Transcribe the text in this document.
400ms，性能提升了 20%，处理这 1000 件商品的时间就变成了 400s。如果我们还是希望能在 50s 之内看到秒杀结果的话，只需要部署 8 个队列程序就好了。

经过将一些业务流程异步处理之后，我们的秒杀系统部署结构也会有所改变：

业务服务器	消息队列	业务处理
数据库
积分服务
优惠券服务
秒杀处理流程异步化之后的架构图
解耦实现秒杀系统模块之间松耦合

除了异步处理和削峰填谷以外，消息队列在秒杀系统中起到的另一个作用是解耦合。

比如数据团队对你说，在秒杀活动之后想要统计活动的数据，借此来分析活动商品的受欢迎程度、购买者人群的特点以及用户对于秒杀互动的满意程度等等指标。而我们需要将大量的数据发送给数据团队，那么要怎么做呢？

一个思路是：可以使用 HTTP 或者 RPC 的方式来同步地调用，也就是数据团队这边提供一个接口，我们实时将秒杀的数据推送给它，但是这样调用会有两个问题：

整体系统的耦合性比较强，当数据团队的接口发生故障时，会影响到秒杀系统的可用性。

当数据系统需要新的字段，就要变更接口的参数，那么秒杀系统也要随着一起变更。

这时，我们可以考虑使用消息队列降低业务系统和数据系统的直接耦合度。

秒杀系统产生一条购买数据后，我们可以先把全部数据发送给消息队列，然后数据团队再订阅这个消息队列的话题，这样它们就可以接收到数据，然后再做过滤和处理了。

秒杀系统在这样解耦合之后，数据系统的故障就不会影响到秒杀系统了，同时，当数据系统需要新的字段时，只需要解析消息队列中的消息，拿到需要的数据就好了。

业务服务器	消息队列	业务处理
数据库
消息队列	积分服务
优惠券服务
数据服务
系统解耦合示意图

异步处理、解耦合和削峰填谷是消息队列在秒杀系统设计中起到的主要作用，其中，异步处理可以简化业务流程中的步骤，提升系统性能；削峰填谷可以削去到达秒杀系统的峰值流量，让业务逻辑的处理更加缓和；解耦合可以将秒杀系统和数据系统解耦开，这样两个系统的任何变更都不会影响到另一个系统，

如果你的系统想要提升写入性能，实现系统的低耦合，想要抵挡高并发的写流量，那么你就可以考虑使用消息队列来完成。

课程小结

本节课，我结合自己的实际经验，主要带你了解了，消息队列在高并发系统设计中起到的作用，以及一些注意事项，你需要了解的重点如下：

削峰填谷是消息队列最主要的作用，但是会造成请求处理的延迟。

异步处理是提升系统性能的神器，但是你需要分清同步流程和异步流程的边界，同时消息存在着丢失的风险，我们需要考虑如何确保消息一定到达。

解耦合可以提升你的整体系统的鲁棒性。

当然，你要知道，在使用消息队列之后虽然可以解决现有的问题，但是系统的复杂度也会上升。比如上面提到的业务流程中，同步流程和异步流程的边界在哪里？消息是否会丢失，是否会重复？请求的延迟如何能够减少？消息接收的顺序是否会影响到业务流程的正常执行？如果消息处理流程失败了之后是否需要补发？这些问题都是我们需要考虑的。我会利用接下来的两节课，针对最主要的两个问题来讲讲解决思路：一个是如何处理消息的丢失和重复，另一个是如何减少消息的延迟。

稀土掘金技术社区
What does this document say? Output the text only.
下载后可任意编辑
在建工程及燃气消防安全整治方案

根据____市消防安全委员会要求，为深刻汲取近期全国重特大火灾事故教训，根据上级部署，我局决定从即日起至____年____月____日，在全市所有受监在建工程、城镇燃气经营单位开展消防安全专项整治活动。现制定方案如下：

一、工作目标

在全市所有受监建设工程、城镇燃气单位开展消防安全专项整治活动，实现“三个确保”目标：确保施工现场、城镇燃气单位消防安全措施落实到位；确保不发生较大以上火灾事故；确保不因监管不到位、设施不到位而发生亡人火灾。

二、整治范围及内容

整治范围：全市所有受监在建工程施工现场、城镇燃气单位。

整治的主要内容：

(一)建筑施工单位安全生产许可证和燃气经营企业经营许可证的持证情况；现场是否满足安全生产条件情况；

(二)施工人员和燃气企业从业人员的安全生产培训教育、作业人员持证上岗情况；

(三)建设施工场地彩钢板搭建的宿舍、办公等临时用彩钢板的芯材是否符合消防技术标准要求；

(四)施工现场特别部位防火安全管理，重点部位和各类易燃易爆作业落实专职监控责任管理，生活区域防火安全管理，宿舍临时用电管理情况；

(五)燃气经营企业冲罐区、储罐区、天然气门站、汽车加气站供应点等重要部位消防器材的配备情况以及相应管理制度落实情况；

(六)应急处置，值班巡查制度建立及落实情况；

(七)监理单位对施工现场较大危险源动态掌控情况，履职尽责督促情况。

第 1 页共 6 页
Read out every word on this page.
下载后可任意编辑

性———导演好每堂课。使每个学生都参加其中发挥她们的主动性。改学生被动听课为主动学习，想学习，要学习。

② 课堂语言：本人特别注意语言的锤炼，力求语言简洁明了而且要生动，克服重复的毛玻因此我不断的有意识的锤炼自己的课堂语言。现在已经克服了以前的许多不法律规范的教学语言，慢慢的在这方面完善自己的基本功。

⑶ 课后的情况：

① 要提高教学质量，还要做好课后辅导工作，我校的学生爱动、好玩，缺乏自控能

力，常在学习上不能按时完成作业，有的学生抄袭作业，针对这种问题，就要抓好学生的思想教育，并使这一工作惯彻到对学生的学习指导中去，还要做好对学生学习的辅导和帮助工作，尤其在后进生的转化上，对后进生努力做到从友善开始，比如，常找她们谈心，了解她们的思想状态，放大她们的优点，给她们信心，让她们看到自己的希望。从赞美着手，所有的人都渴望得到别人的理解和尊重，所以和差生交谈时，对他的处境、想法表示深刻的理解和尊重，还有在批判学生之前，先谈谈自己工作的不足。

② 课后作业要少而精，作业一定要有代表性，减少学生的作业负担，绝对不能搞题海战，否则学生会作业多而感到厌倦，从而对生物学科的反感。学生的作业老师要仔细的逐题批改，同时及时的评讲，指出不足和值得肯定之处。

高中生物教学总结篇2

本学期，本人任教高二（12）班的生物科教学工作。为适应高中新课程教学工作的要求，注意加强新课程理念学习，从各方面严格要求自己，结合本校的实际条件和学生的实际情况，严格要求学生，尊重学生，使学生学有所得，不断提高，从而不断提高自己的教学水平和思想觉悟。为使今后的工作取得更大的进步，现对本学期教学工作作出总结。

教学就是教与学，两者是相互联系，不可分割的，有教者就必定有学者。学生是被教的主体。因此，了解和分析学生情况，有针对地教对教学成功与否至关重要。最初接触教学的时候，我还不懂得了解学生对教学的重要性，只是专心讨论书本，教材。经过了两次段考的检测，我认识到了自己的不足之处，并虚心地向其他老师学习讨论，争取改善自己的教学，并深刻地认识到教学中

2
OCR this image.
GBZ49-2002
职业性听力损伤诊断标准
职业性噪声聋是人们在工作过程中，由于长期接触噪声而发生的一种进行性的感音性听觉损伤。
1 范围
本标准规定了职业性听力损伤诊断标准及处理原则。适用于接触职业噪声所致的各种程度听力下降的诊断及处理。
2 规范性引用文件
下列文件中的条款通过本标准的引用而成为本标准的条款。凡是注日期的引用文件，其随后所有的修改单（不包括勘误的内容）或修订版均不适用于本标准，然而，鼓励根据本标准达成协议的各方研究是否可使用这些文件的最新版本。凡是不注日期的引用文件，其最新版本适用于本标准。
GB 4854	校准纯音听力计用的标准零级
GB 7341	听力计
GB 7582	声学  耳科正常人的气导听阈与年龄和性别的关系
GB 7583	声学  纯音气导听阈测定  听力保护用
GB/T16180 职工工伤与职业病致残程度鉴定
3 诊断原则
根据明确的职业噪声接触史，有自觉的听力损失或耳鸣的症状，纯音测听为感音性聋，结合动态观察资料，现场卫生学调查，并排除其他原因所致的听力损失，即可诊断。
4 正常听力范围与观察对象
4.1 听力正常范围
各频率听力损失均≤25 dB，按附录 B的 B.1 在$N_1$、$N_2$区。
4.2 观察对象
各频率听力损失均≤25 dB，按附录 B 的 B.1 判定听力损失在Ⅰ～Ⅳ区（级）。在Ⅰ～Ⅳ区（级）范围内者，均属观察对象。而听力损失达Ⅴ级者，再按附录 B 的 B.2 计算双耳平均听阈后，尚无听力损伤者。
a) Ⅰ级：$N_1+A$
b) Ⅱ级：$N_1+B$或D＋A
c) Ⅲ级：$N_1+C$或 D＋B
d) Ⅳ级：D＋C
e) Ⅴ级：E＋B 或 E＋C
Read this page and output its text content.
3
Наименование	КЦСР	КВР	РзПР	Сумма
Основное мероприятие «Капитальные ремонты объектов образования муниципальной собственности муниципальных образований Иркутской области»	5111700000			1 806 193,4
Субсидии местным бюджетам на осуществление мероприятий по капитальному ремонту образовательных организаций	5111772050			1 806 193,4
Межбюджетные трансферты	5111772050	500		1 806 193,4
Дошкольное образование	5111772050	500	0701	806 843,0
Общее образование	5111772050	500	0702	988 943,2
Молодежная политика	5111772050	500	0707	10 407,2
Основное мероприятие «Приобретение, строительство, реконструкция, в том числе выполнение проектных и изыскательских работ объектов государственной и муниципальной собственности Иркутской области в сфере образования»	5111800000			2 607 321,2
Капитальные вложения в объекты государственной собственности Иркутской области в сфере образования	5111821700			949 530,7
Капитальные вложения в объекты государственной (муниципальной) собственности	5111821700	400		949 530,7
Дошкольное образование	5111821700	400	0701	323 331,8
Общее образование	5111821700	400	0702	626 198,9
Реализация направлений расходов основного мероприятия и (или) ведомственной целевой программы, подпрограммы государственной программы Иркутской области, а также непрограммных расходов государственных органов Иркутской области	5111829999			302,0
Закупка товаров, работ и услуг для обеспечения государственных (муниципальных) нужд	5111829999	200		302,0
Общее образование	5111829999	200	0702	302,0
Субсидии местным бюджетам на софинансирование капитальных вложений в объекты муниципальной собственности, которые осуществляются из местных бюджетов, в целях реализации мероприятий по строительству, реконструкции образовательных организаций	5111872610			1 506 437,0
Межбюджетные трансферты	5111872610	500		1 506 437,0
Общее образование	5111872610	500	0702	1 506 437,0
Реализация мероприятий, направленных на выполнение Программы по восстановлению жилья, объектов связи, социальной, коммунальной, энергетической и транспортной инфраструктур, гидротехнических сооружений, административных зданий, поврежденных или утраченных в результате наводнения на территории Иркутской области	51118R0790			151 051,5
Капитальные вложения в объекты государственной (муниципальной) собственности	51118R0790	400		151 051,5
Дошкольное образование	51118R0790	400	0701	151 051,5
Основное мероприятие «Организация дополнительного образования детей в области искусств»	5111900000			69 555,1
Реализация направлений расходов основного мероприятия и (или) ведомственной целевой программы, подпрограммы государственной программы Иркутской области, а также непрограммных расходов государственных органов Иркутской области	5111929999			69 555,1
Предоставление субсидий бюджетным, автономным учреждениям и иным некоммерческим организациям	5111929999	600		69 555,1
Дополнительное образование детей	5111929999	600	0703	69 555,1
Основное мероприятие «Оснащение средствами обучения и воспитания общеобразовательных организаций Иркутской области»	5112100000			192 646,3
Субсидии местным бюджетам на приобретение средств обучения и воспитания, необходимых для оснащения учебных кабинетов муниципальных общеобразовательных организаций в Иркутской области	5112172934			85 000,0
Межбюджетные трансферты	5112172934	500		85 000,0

STATED GOAL: Return from the data every line that holds "образование".

TASK SOLUTION:
Дошкольное образование	5111772050	500	0701	806 843,0
Общее образование	5111772050	500	0702	988 943,2
Дошкольное образование	5111821700	400	0701	323 331,8
Общее образование	5111821700	400	0702	626 198,9
Общее образование	5111829999	200	0702	302,0
Общее образование	5111872610	500	0702	1 506 437,0
Дошкольное образование	51118R0790	400	0701	151 051,5
Дополнительное образование детей	5111929999	600	0703	69 555,1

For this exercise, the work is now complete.